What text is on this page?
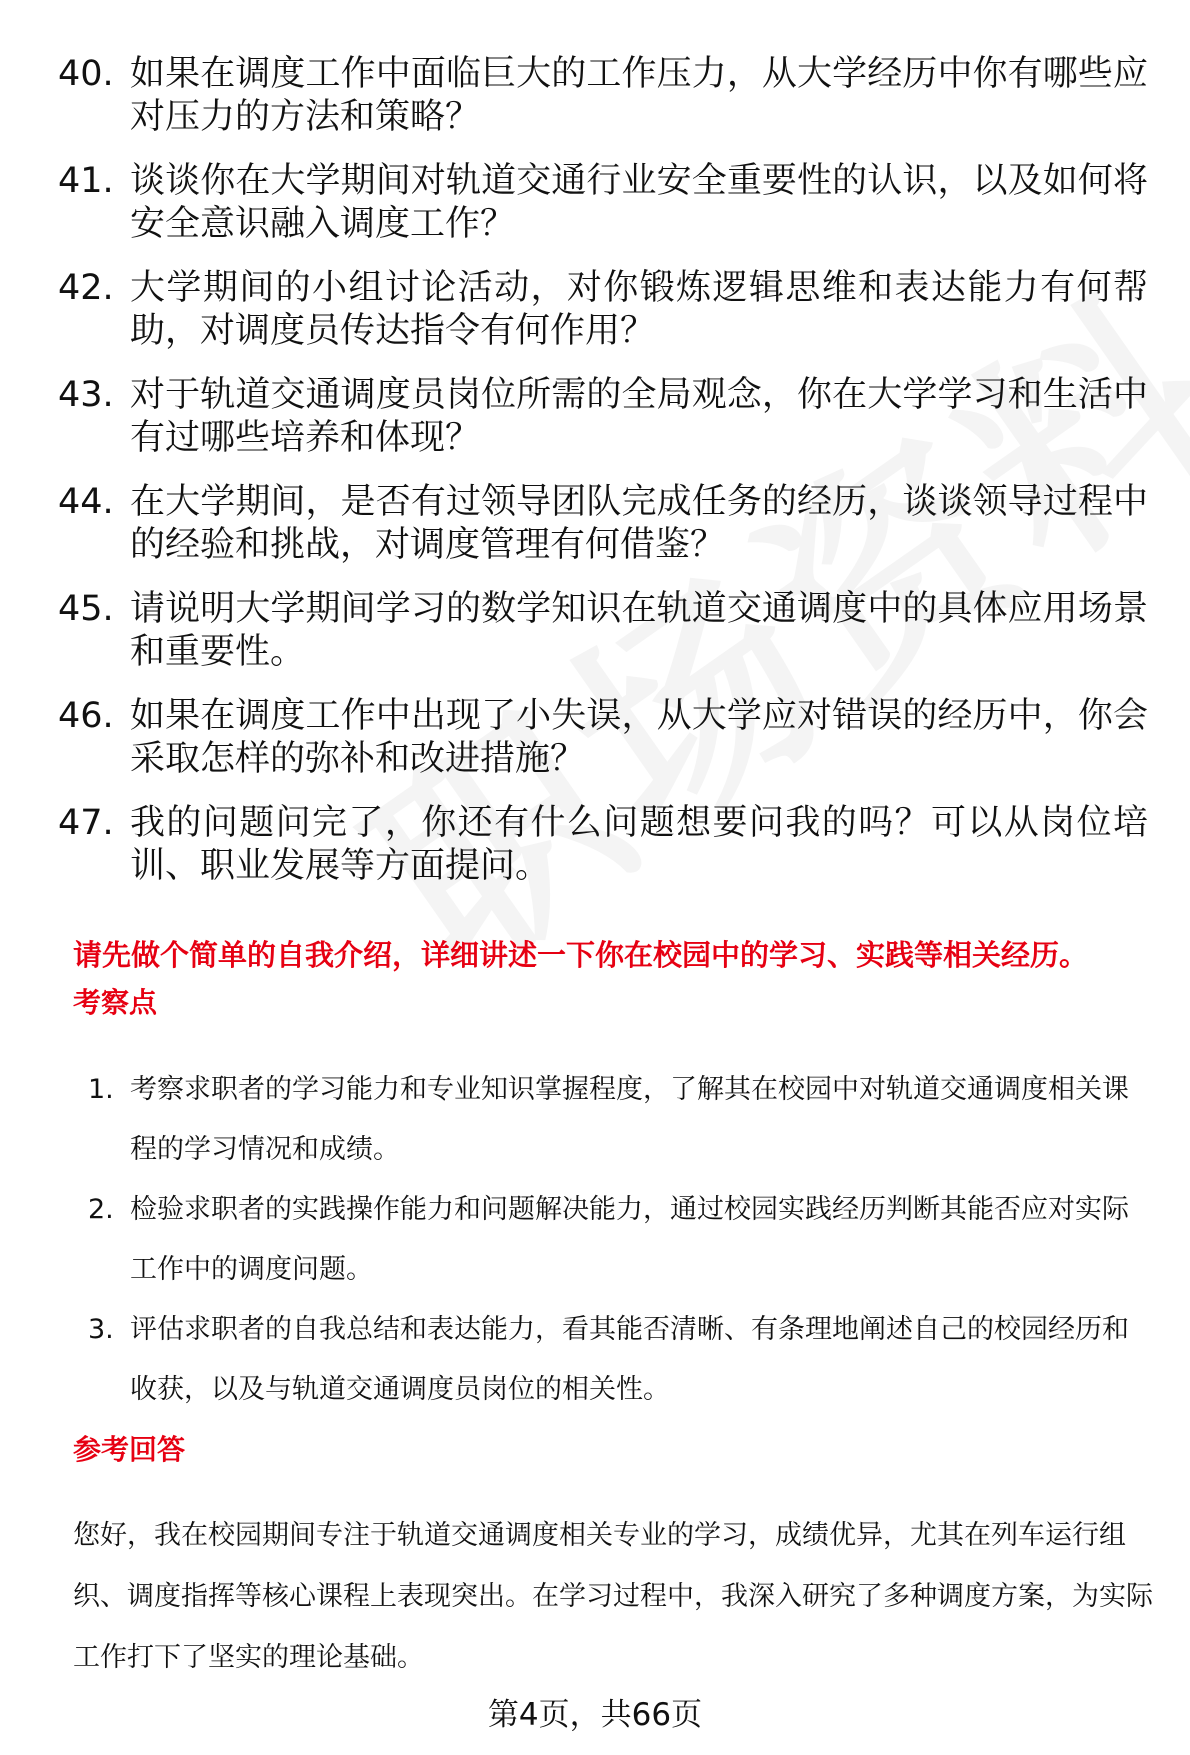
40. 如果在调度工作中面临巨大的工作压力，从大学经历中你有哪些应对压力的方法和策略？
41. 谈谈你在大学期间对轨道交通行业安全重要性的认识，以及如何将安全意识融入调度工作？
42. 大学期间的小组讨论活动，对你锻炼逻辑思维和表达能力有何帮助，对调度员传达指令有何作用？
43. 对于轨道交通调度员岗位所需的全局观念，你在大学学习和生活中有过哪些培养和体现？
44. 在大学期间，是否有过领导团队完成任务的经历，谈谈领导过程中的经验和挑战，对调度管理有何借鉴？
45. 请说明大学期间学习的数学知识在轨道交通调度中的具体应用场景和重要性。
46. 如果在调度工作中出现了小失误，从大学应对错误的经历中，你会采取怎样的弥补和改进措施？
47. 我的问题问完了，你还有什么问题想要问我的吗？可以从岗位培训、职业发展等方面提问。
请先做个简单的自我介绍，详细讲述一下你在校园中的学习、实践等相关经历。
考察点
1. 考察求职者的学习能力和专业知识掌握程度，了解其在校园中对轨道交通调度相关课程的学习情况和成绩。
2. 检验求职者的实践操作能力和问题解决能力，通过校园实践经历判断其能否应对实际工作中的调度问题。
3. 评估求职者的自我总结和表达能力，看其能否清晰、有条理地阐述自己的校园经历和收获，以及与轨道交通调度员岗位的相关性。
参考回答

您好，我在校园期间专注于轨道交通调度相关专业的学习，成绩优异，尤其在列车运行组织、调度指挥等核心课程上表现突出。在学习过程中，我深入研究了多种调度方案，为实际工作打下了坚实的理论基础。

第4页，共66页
== == ==
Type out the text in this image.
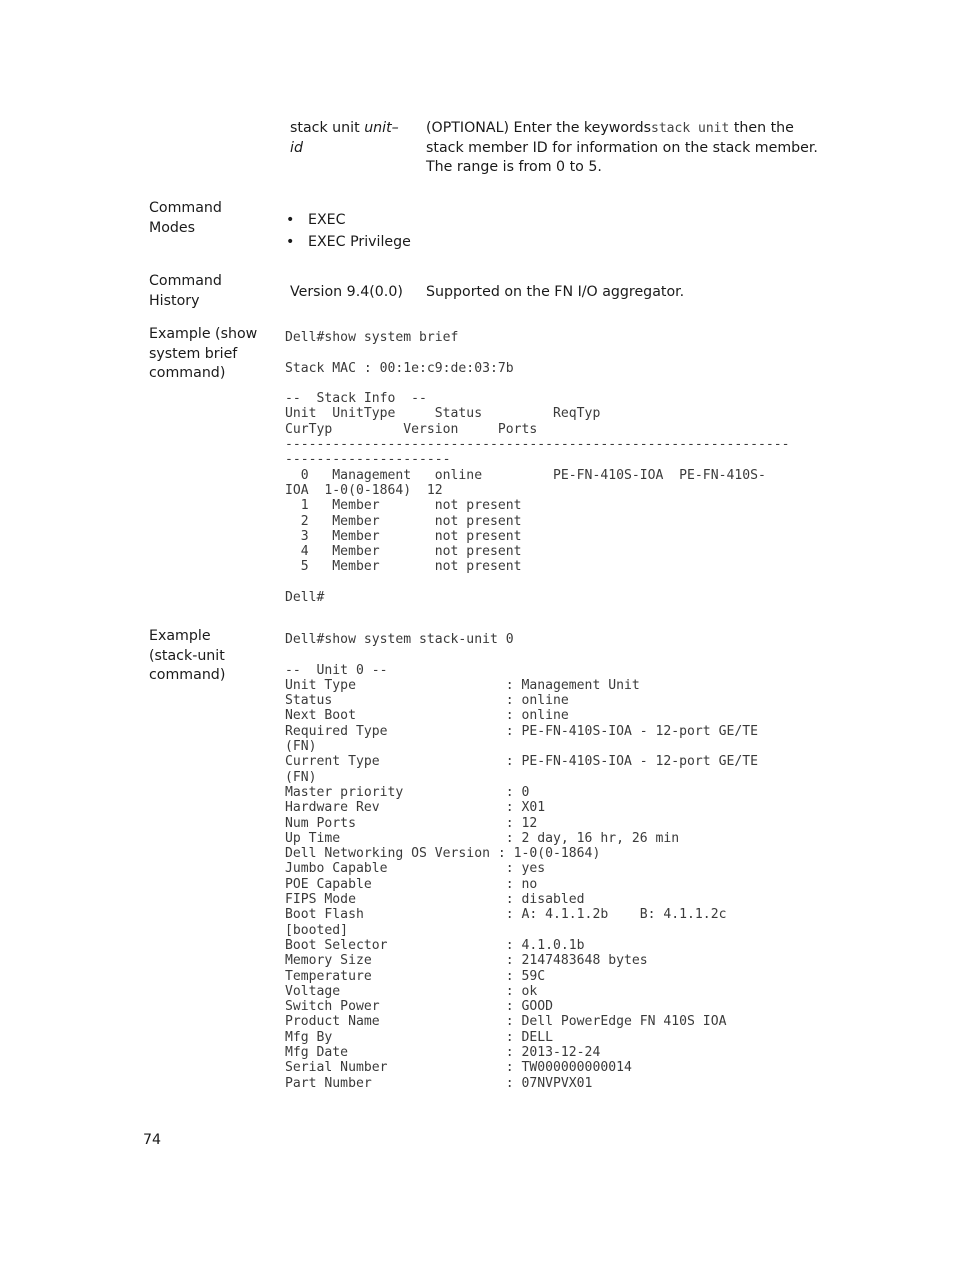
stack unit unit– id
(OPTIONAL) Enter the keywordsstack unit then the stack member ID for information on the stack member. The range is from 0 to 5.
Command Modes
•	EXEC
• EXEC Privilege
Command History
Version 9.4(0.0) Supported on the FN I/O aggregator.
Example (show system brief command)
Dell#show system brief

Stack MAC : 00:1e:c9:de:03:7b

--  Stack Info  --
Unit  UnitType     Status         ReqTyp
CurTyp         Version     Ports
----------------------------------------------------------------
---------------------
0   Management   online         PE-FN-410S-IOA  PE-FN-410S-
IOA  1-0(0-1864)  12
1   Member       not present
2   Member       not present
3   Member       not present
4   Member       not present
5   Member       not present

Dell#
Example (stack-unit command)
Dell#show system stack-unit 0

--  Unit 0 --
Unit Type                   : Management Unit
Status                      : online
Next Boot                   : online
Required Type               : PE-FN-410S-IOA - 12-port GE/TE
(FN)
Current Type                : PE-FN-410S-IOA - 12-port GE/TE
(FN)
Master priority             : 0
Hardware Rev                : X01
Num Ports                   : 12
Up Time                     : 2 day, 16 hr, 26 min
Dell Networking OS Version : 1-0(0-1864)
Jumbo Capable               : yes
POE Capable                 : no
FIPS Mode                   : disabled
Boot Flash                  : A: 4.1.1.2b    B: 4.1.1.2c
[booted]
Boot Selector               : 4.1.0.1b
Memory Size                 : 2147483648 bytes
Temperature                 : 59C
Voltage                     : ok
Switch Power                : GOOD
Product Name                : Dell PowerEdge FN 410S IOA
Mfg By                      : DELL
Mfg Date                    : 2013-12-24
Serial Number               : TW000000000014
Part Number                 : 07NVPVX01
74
== == ==
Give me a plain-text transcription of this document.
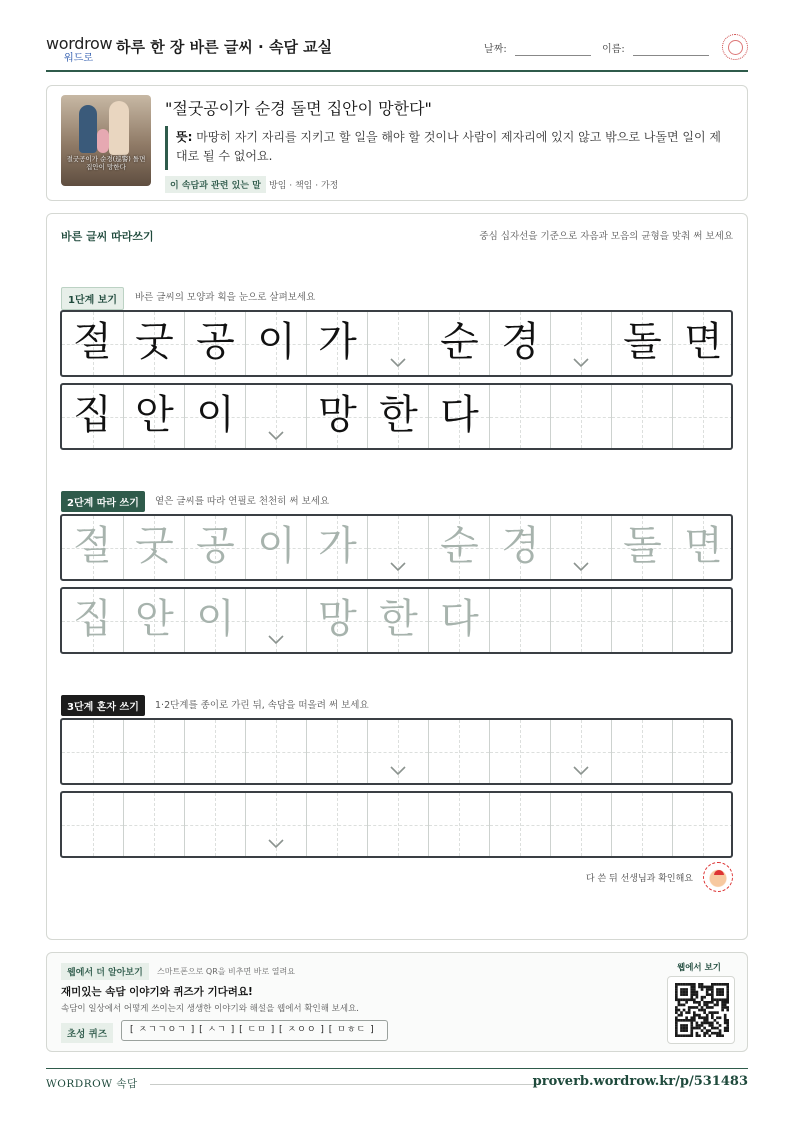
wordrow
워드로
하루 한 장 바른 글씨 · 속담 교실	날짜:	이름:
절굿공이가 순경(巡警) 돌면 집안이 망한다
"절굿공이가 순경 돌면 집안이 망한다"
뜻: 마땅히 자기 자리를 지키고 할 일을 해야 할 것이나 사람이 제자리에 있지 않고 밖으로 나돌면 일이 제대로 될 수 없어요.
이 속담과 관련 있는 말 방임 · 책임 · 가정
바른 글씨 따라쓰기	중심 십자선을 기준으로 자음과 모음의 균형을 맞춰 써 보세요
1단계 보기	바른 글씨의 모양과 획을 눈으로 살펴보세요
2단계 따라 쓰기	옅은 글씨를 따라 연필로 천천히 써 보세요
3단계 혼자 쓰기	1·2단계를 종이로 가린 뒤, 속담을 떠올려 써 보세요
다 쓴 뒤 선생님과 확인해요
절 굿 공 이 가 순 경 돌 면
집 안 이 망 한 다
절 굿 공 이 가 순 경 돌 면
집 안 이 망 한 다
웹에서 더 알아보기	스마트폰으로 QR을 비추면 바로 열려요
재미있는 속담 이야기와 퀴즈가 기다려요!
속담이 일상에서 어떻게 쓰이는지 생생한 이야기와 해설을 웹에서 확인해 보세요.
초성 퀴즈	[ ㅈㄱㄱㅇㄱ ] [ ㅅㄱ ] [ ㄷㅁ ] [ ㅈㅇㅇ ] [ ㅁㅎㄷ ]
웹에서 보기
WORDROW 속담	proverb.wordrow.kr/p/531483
== == ==
**Your objective:** From the entries above, list each line with "system" in it.

**Correct result:**
Example (show system brief command)
Dell#show system brief
Dell#show system stack-unit 0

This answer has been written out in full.